— EXERCISE GOAL —
Skip every image and restate the data word for word.

#### DATASET EXTRACT

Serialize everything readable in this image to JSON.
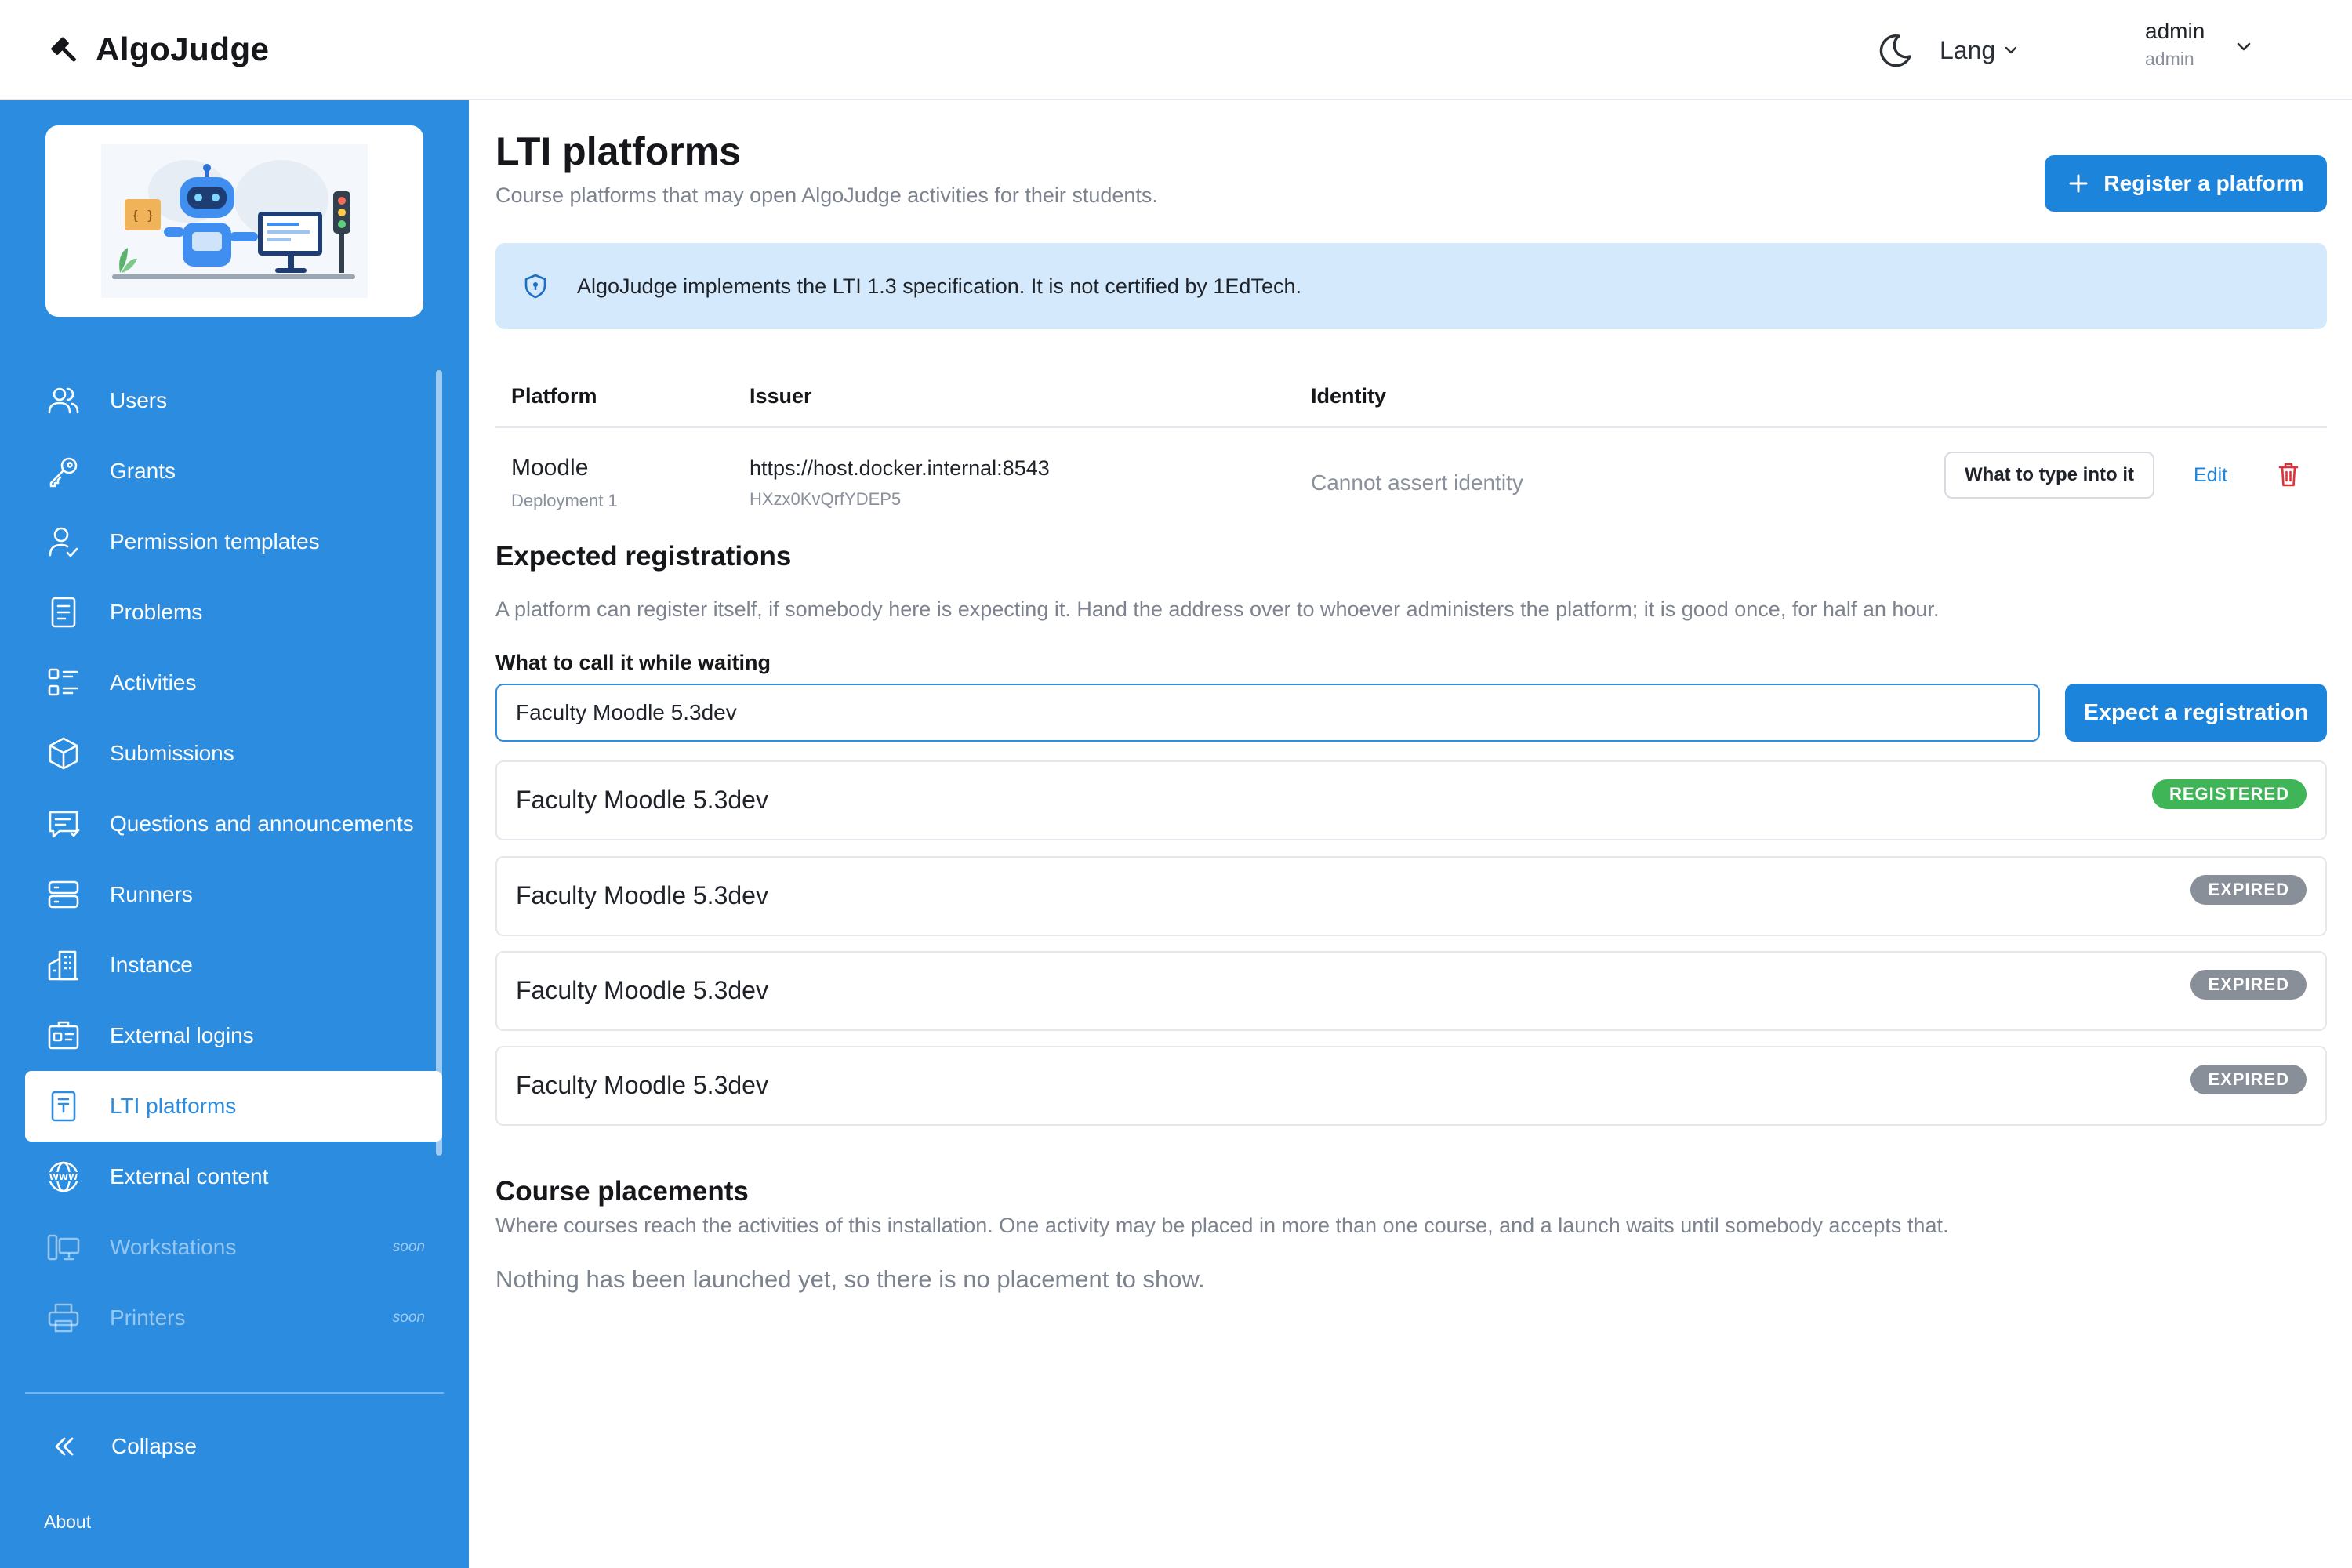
{
  "header": {
    "brand": "AlgoJudge",
    "lang_label": "Lang",
    "user": {
      "name": "admin",
      "role": "admin"
    }
  },
  "sidebar": {
    "items": [
      {
        "label": "Users",
        "icon": "users-icon"
      },
      {
        "label": "Grants",
        "icon": "key-icon"
      },
      {
        "label": "Permission templates",
        "icon": "user-check-icon"
      },
      {
        "label": "Problems",
        "icon": "document-icon"
      },
      {
        "label": "Activities",
        "icon": "list-icon"
      },
      {
        "label": "Submissions",
        "icon": "cube-icon"
      },
      {
        "label": "Questions and announcements",
        "icon": "chat-icon"
      },
      {
        "label": "Runners",
        "icon": "server-icon"
      },
      {
        "label": "Instance",
        "icon": "building-icon"
      },
      {
        "label": "External logins",
        "icon": "id-card-icon"
      },
      {
        "label": "LTI platforms",
        "icon": "lti-document-icon",
        "active": true
      },
      {
        "label": "External content",
        "icon": "globe-www-icon"
      },
      {
        "label": "Workstations",
        "icon": "workstation-icon",
        "soon": "soon"
      },
      {
        "label": "Printers",
        "icon": "printer-icon",
        "soon": "soon"
      }
    ],
    "collapse_label": "Collapse",
    "about_label": "About"
  },
  "main": {
    "title": "LTI platforms",
    "subtitle": "Course platforms that may open AlgoJudge activities for their students.",
    "register_button": "Register a platform",
    "info_banner": "AlgoJudge implements the LTI 1.3 specification. It is not certified by 1EdTech.",
    "table": {
      "headers": {
        "platform": "Platform",
        "issuer": "Issuer",
        "identity": "Identity"
      },
      "rows": [
        {
          "platform": "Moodle",
          "deployment": "Deployment 1",
          "issuer": "https://host.docker.internal:8543",
          "client_id": "HXzx0KvQrfYDEP5",
          "identity": "Cannot assert identity",
          "type_button": "What to type into it",
          "edit_label": "Edit"
        }
      ]
    },
    "expected": {
      "title": "Expected registrations",
      "description": "A platform can register itself, if somebody here is expecting it. Hand the address over to whoever administers the platform; it is good once, for half an hour.",
      "field_label": "What to call it while waiting",
      "field_value": "Faculty Moodle 5.3dev",
      "button": "Expect a registration",
      "items": [
        {
          "name": "Faculty Moodle 5.3dev",
          "status": "REGISTERED"
        },
        {
          "name": "Faculty Moodle 5.3dev",
          "status": "EXPIRED"
        },
        {
          "name": "Faculty Moodle 5.3dev",
          "status": "EXPIRED"
        },
        {
          "name": "Faculty Moodle 5.3dev",
          "status": "EXPIRED"
        }
      ]
    },
    "placements": {
      "title": "Course placements",
      "description": "Where courses reach the activities of this installation. One activity may be placed in more than one course, and a launch waits until somebody accepts that.",
      "empty": "Nothing has been launched yet, so there is no placement to show."
    }
  },
  "colors": {
    "sidebar_bg": "#2b8ce0",
    "primary": "#1d84dc",
    "info_bg": "#d4e9fb",
    "registered": "#3fb557",
    "expired": "#888f99",
    "danger": "#e0323a"
  }
}
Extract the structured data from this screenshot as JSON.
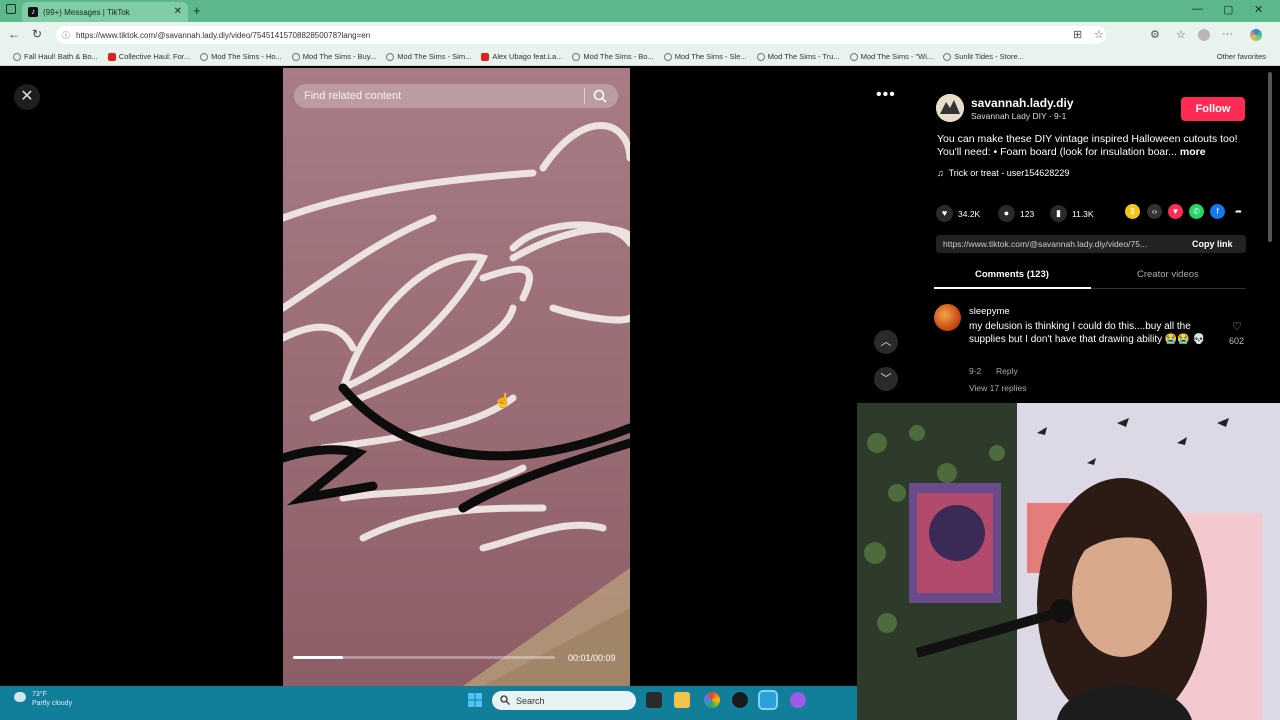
{
  "browser": {
    "tab_title": "(99+) Messages | TikTok",
    "new_tab": "+",
    "url": "https://www.tiktok.com/@savannah.lady.diy/video/7545141570882850078?lang=en",
    "bookmarks": [
      {
        "label": "Fall Haul! Bath & Bo...",
        "icon": "globe-icon"
      },
      {
        "label": "Collective Haul: For...",
        "icon": "youtube-icon"
      },
      {
        "label": "Mod The Sims - Ho...",
        "icon": "globe-icon"
      },
      {
        "label": "Mod The Sims - Buy...",
        "icon": "globe-icon"
      },
      {
        "label": "Mod The Sims - Sim...",
        "icon": "globe-icon"
      },
      {
        "label": "Alex Ubago feat.La...",
        "icon": "youtube-icon"
      },
      {
        "label": "Mod The Sims - Bo...",
        "icon": "globe-icon"
      },
      {
        "label": "Mod The Sims - Sle...",
        "icon": "globe-icon"
      },
      {
        "label": "Mod The Sims - Tru...",
        "icon": "globe-icon"
      },
      {
        "label": "Mod The Sims - \"Wi...",
        "icon": "globe-icon"
      },
      {
        "label": "Sunlit Tides - Store...",
        "icon": "globe-icon"
      }
    ],
    "other_favorites": "Other favorites"
  },
  "video": {
    "search_placeholder": "Find related content",
    "time": "00:01/00:09",
    "progress": 0.19
  },
  "post": {
    "username": "savannah.lady.diy",
    "subline": "Savannah Lady DIY · 9-1",
    "follow_label": "Follow",
    "description": "You can make these DIY vintage inspired Halloween cutouts too! You'll need: • Foam board (look for insulation boar...",
    "more_label": "more",
    "music": "Trick or treat - user154628229",
    "likes": "34.2K",
    "comments": "123",
    "saves": "11.3K",
    "link": "https://www.tiktok.com/@savannah.lady.diy/video/75...",
    "copy_link": "Copy link",
    "tab_comments": "Comments (123)",
    "tab_creator": "Creator videos"
  },
  "comment": {
    "user": "sleepyme",
    "text": "my delusion is thinking I could do this....buy all the supplies but I don't have that drawing ability 😭😭 💀",
    "date": "9-2",
    "reply": "Reply",
    "view_replies": "View 17 replies",
    "likes": "602"
  },
  "taskbar": {
    "weather_temp": "73°F",
    "weather_desc": "Partly cloudy",
    "search_label": "Search"
  },
  "colors": {
    "tiktok_red": "#fe2c55",
    "browser_green": "#5cb88a",
    "taskbar_teal": "#127f9a"
  }
}
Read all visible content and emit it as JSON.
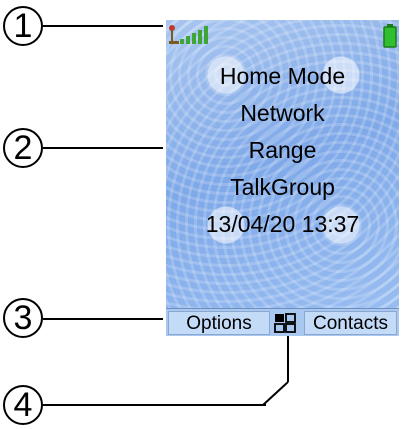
{
  "callouts": [
    "1",
    "2",
    "3",
    "4"
  ],
  "status_bar": {
    "icons": [
      "antenna-icon",
      "signal-strength-icon",
      "battery-icon"
    ],
    "colors": {
      "signal": "#3fa535",
      "battery": "#2fbf2f",
      "antenna": "#c0392b"
    }
  },
  "info": {
    "mode": "Home Mode",
    "network": "Network",
    "range": "Range",
    "talkgroup": "TalkGroup",
    "datetime": "13/04/20 13:37"
  },
  "softkeys": {
    "left": "Options",
    "center_icon": "menu-grid-icon",
    "right": "Contacts"
  }
}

########

— WRITTEN SOLUTION —
Serialize everything readable in this image to JSON.
{
  "header": {
    "brand": "AlgoJudge",
    "lang_label": "Lang",
    "user": {
      "name": "admin",
      "role": "admin"
    }
  },
  "sidebar": {
    "items": [
      {
        "label": "Users",
        "icon": "users-icon"
      },
      {
        "label": "Grants",
        "icon": "key-icon"
      },
      {
        "label": "Permission templates",
        "icon": "user-check-icon"
      },
      {
        "label": "Problems",
        "icon": "document-icon"
      },
      {
        "label": "Activities",
        "icon": "list-icon"
      },
      {
        "label": "Submissions",
        "icon": "cube-icon"
      },
      {
        "label": "Questions and announcements",
        "icon": "chat-icon"
      },
      {
        "label": "Runners",
        "icon": "server-icon"
      },
      {
        "label": "Instance",
        "icon": "building-icon"
      },
      {
        "label": "External logins",
        "icon": "id-card-icon"
      },
      {
        "label": "LTI platforms",
        "icon": "lti-document-icon",
        "active": true
      },
      {
        "label": "External content",
        "icon": "globe-www-icon"
      },
      {
        "label": "Workstations",
        "icon": "workstation-icon",
        "soon": "soon"
      },
      {
        "label": "Printers",
        "icon": "printer-icon",
        "soon": "soon"
      }
    ],
    "collapse_label": "Collapse",
    "about_label": "About"
  },
  "main": {
    "title": "LTI platforms",
    "subtitle": "Course platforms that may open AlgoJudge activities for their students.",
    "register_button": "Register a platform",
    "info_banner": "AlgoJudge implements the LTI 1.3 specification. It is not certified by 1EdTech.",
    "table": {
      "headers": {
        "platform": "Platform",
        "issuer": "Issuer",
        "identity": "Identity"
      },
      "rows": [
        {
          "platform": "Moodle",
          "deployment": "Deployment 1",
          "issuer": "https://host.docker.internal:8543",
          "client_id": "HXzx0KvQrfYDEP5",
          "identity": "Cannot assert identity",
          "type_button": "What to type into it",
          "edit_label": "Edit"
        }
      ]
    },
    "expected": {
      "title": "Expected registrations",
      "description": "A platform can register itself, if somebody here is expecting it. Hand the address over to whoever administers the platform; it is good once, for half an hour.",
      "field_label": "What to call it while waiting",
      "field_value": "Faculty Moodle 5.3dev",
      "button": "Expect a registration",
      "items": [
        {
          "name": "Faculty Moodle 5.3dev",
          "status": "REGISTERED"
        },
        {
          "name": "Faculty Moodle 5.3dev",
          "status": "EXPIRED"
        },
        {
          "name": "Faculty Moodle 5.3dev",
          "status": "EXPIRED"
        },
        {
          "name": "Faculty Moodle 5.3dev",
          "status": "EXPIRED"
        }
      ]
    },
    "placements": {
      "title": "Course placements",
      "description": "Where courses reach the activities of this installation. One activity may be placed in more than one course, and a launch waits until somebody accepts that.",
      "empty": "Nothing has been launched yet, so there is no placement to show."
    }
  },
  "colors": {
    "sidebar_bg": "#2b8ce0",
    "primary": "#1d84dc",
    "info_bg": "#d4e9fb",
    "registered": "#3fb557",
    "expired": "#888f99",
    "danger": "#e0323a"
  }
}
Extract the structured data from this screenshot as JSON.
{
  "browser": {
    "tab_title": "(99+) Messages | TikTok",
    "new_tab": "+",
    "url": "https://www.tiktok.com/@savannah.lady.diy/video/7545141570882850078?lang=en",
    "bookmarks": [
      {
        "label": "Fall Haul! Bath & Bo...",
        "icon": "globe-icon"
      },
      {
        "label": "Collective Haul: For...",
        "icon": "youtube-icon"
      },
      {
        "label": "Mod The Sims - Ho...",
        "icon": "globe-icon"
      },
      {
        "label": "Mod The Sims - Buy...",
        "icon": "globe-icon"
      },
      {
        "label": "Mod The Sims - Sim...",
        "icon": "globe-icon"
      },
      {
        "label": "Alex Ubago feat.La...",
        "icon": "youtube-icon"
      },
      {
        "label": "Mod The Sims - Bo...",
        "icon": "globe-icon"
      },
      {
        "label": "Mod The Sims - Sle...",
        "icon": "globe-icon"
      },
      {
        "label": "Mod The Sims - Tru...",
        "icon": "globe-icon"
      },
      {
        "label": "Mod The Sims - \"Wi...",
        "icon": "globe-icon"
      },
      {
        "label": "Sunlit Tides - Store...",
        "icon": "globe-icon"
      }
    ],
    "other_favorites": "Other favorites"
  },
  "video": {
    "search_placeholder": "Find related content",
    "time": "00:01/00:09",
    "progress": 0.19
  },
  "post": {
    "username": "savannah.lady.diy",
    "subline": "Savannah Lady DIY · 9-1",
    "follow_label": "Follow",
    "description": "You can make these DIY vintage inspired Halloween cutouts too! You'll need: • Foam board (look for insulation boar...",
    "more_label": "more",
    "music": "Trick or treat - user154628229",
    "likes": "34.2K",
    "comments": "123",
    "saves": "11.3K",
    "link": "https://www.tiktok.com/@savannah.lady.diy/video/75...",
    "copy_link": "Copy link",
    "tab_comments": "Comments (123)",
    "tab_creator": "Creator videos"
  },
  "comment": {
    "user": "sleepyme",
    "text": "my delusion is thinking I could do this....buy all the supplies but I don't have that drawing ability 😭😭 💀",
    "date": "9-2",
    "reply": "Reply",
    "view_replies": "View 17 replies",
    "likes": "602"
  },
  "taskbar": {
    "weather_temp": "73°F",
    "weather_desc": "Partly cloudy",
    "search_label": "Search"
  },
  "colors": {
    "tiktok_red": "#fe2c55",
    "browser_green": "#5cb88a",
    "taskbar_teal": "#127f9a"
  }
}
Read all visible content and emit it as JSON.
{
  "callouts": [
    "1",
    "2",
    "3",
    "4"
  ],
  "status_bar": {
    "icons": [
      "antenna-icon",
      "signal-strength-icon",
      "battery-icon"
    ],
    "colors": {
      "signal": "#3fa535",
      "battery": "#2fbf2f",
      "antenna": "#c0392b"
    }
  },
  "info": {
    "mode": "Home Mode",
    "network": "Network",
    "range": "Range",
    "talkgroup": "TalkGroup",
    "datetime": "13/04/20 13:37"
  },
  "softkeys": {
    "left": "Options",
    "center_icon": "menu-grid-icon",
    "right": "Contacts"
  }
}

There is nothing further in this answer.